- _WORK ORDER_: Copy out the part of the text on hedgehog inhibitors in cancer starting at "From their own" and ending at "metastatic colorectal cancer.".

- _TEXT SECTION_:
Both Infinity and Genentech have developed their own cancer models of hedgehog activity, instead of relying on others’ reports, even when those reports appeared in high-profile journals. In vitro experiments are suspect because some researchers observe a loss of dependence on hedgehog signaling in culture. (Ruiz i Altaba, however, does see dependence.) And in reporting tumor regression in xenograft mouse model results, Curran said, "You have to be really careful with those studies to be really sure that you’re seeing a significant and specific effect."

From their own studies, companies are now cautiously optimistic that several tumor types rely on hedgehog signaling. "Our approach will be likely to try to find those tumors that are exclusively dependent on the hedgehog pathway, or if they’re partially dependent, marry them to some chemo[therapy] regimen," Adams said.

Bones and Brain Tumors

With the major tumor types still unconfirmed, basal cell carcinoma and medulloblastoma remain obvious targets for antihedgehog drugs. On the basis of the phase I results, Genentech will be targeting advanced basal cell in phase II, in addition to metastatic colorectal cancer.

Medulloblastoma is a more complex story. In 2004, using a small-molecule hedgehog pathway inhibitor from Curis, Curran's group eradicated brain tumors in a transgenic mouse model of medulloblastoma. "The compounds are remarkably effective," Curran said. But when Curran's lab later tested the drug in juvenile mice, they found permanent bone defects, including shortened bones and deformed joints, even after just 4 days of treatment. "We weren’t expecting such a dramatic side effect," Curran said. "I thought the bone would remodel and recover from it. But it didn’t." These discouraging results mean that children with medulloblastoma, treated with hedgehog inhibitors, could suffer permanent bone defects.

But Curran remains hopeful. "This is such a promising agent," he said. "There must be a way around these problems." It's possible, he said, that humans won’t show the same side effects as mice or that neural-specific hedgehog inhibitors or other ways to protect bone during treatment might be found. Infinity is working on the problem. "We’re looking at targeted deliveries; we’re looking at postsurgical local administration of the drug," Adams said. "We’re trying to figure this out."

- _SOURCE MATERIAL_:
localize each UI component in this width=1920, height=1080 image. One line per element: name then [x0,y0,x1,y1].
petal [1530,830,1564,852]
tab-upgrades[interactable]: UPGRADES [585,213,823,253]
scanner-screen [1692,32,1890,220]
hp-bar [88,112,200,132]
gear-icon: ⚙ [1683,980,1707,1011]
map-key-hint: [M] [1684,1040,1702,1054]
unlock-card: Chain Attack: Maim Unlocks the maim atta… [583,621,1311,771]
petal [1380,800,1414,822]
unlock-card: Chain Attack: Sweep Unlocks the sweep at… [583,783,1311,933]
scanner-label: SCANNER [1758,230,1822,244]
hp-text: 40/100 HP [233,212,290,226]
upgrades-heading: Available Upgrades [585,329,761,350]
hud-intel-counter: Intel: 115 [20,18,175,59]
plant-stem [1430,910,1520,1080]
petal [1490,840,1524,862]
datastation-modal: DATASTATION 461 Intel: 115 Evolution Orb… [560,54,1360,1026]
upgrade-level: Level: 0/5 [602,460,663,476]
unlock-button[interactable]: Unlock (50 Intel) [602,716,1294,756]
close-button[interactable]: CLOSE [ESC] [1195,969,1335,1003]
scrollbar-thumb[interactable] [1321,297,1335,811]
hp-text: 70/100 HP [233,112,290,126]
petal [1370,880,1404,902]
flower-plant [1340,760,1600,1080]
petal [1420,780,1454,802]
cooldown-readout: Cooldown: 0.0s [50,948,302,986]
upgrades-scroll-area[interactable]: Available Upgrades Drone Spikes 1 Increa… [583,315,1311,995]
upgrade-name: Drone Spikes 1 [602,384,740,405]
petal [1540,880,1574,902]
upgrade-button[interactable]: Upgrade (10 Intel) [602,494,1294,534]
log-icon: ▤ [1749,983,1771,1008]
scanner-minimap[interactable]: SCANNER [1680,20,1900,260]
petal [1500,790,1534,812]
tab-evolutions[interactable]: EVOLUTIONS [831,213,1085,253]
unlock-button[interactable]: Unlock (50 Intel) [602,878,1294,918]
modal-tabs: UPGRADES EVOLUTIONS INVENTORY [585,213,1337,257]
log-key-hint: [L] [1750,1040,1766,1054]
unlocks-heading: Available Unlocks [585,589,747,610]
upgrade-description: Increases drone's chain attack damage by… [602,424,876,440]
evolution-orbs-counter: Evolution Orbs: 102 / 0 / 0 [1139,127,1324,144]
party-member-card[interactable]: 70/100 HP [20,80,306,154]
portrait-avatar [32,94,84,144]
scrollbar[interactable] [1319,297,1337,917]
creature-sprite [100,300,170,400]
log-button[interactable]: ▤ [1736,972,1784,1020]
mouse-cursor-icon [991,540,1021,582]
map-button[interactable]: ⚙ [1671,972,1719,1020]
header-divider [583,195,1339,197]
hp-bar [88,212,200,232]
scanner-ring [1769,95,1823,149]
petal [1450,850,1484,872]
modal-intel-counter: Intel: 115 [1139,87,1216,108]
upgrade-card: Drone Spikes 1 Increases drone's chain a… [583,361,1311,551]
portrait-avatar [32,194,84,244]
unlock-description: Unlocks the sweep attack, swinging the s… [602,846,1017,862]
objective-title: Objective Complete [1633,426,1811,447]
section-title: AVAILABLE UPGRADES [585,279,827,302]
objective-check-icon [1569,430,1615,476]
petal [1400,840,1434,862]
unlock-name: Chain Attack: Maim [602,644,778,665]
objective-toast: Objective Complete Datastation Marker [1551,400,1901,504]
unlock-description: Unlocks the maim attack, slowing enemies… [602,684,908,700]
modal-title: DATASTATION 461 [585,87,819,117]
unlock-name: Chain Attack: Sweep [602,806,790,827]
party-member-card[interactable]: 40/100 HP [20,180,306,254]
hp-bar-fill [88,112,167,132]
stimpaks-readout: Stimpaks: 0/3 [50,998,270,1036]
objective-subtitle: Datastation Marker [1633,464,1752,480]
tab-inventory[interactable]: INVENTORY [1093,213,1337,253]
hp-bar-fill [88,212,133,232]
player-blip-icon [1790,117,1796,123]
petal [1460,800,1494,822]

- _THE ANSWER_:
From their own studies, companies are now cautiously optimistic that several tumor types rely on hedgehog signaling. "Our approach will be likely to try to find those tumors that are exclusively dependent on the hedgehog pathway, or if they’re partially dependent, marry them to some chemo[therapy] regimen," Adams said.

Bones and Brain Tumors

With the major tumor types still unconfirmed, basal cell carcinoma and medulloblastoma remain obvious targets for antihedgehog drugs. On the basis of the phase I results, Genentech will be targeting advanced basal cell in phase II, in addition to metastatic colorectal cancer.